Wherever a line below holds the word "qiladi", copy that line.

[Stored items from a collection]

+++

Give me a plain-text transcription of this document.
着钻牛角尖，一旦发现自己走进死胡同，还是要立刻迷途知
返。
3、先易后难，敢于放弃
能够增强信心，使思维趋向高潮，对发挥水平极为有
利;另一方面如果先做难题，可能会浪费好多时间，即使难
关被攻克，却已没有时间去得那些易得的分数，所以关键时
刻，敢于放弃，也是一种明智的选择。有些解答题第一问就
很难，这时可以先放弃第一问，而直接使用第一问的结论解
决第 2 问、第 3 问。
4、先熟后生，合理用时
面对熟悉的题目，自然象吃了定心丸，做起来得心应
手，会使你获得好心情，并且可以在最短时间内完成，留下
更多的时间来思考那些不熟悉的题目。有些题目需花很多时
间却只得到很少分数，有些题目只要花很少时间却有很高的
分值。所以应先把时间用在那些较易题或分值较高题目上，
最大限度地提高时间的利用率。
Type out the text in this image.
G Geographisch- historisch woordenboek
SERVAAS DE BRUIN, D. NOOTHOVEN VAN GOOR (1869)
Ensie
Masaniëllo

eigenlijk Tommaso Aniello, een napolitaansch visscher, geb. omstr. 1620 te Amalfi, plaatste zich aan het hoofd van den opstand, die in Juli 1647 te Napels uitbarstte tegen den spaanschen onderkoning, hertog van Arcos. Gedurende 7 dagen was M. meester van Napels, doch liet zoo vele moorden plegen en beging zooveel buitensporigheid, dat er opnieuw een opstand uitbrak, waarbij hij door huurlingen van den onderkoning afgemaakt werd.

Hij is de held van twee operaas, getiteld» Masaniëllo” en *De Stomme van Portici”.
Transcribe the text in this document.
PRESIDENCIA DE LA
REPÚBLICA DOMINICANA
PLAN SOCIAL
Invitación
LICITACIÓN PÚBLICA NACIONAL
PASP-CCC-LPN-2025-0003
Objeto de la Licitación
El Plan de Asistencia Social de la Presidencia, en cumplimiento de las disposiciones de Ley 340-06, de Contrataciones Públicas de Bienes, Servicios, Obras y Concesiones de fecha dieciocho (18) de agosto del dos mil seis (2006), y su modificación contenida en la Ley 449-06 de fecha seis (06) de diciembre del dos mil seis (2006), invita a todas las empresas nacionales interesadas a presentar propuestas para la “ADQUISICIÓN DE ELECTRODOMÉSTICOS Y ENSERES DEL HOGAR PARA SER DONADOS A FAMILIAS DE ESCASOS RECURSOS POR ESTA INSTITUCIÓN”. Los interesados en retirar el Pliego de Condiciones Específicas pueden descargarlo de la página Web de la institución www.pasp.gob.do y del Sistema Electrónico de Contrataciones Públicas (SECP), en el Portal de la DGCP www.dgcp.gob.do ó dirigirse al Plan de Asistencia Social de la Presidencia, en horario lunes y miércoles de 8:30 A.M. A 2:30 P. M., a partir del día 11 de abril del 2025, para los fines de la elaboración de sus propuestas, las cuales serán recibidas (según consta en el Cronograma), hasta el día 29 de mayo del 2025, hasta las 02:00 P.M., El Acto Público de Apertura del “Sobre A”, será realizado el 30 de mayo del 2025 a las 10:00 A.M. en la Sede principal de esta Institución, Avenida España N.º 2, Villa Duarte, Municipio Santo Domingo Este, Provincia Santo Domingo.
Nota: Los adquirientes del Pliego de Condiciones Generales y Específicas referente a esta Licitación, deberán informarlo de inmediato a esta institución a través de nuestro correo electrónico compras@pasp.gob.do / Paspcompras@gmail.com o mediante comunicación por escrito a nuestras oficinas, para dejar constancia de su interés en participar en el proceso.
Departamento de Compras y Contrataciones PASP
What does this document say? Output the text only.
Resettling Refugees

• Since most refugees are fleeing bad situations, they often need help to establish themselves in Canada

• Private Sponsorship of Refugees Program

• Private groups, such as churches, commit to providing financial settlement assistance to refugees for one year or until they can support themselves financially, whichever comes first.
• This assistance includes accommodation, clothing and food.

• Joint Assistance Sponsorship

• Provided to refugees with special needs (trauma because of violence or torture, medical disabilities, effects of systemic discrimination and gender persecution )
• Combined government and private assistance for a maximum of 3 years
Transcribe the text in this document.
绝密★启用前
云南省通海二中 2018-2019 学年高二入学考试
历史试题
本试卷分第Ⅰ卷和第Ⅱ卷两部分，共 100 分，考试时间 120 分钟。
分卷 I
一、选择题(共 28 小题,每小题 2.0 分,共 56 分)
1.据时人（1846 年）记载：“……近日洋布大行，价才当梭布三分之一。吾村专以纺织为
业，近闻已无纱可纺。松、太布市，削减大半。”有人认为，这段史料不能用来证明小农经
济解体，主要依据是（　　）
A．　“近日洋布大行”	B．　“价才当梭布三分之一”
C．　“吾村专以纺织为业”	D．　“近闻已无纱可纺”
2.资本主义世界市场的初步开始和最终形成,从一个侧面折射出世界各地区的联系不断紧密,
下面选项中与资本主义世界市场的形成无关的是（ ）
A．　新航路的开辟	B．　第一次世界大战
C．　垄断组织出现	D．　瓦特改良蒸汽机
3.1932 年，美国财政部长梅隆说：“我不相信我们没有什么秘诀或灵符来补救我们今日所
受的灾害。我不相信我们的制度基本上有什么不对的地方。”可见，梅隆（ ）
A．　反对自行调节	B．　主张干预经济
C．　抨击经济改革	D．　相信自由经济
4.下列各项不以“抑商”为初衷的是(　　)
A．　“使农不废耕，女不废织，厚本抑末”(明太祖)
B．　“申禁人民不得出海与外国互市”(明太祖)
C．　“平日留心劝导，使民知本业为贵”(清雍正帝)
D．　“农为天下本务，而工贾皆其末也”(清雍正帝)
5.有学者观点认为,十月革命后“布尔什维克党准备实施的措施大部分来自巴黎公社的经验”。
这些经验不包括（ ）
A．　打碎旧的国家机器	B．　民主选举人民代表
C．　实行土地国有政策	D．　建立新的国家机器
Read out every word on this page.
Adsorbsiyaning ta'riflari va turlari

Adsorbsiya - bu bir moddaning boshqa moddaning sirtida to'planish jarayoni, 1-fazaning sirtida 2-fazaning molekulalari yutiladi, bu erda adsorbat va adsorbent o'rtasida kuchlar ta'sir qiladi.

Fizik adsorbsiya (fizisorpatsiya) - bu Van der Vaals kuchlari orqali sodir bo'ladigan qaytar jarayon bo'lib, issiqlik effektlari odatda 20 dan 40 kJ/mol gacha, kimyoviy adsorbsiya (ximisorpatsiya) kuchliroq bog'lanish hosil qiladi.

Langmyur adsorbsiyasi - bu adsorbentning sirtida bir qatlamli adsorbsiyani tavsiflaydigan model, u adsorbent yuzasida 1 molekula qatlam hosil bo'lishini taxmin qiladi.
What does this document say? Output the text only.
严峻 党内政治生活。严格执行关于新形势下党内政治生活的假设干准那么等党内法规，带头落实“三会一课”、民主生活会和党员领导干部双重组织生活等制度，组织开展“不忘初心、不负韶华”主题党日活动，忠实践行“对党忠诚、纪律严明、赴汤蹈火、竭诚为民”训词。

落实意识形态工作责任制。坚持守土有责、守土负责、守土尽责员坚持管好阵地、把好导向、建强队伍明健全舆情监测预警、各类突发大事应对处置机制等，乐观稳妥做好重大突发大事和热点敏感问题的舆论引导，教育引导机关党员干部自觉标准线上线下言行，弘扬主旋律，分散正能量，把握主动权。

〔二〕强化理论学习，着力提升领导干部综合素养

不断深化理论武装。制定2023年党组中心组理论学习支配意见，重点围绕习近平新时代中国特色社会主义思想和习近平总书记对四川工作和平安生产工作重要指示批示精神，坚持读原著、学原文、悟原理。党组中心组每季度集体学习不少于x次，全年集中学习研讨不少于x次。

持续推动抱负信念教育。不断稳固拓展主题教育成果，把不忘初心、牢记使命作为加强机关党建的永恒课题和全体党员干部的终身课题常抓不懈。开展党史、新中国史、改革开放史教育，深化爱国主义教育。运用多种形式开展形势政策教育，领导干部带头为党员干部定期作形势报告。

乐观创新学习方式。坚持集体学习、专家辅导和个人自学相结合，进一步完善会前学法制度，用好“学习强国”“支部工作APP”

+++

= OUTPUT OF THE TASK =
Adsorbsiya - bu bir moddaning boshqa moddaning sirtida to'planish jarayoni, 1-fazaning sirtida 2-fazaning molekulalari yutiladi, bu erda adsorbat va adsorbent o'rtasida kuchlar ta'sir qiladi.
Fizik adsorbsiya (fizisorpatsiya) - bu Van der Vaals kuchlari orqali sodir bo'ladigan qaytar jarayon bo'lib, issiqlik effektlari odatda 20 dan 40 kJ/mol gacha, kimyoviy adsorbsiya (ximisorpatsiya) kuchliroq bog'lanish hosil qiladi.
Langmyur adsorbsiyasi - bu adsorbentning sirtida bir qatlamli adsorbsiyani tavsiflaydigan model, u adsorbent yuzasida 1 molekula qatlam hosil bo'lishini taxmin qiladi.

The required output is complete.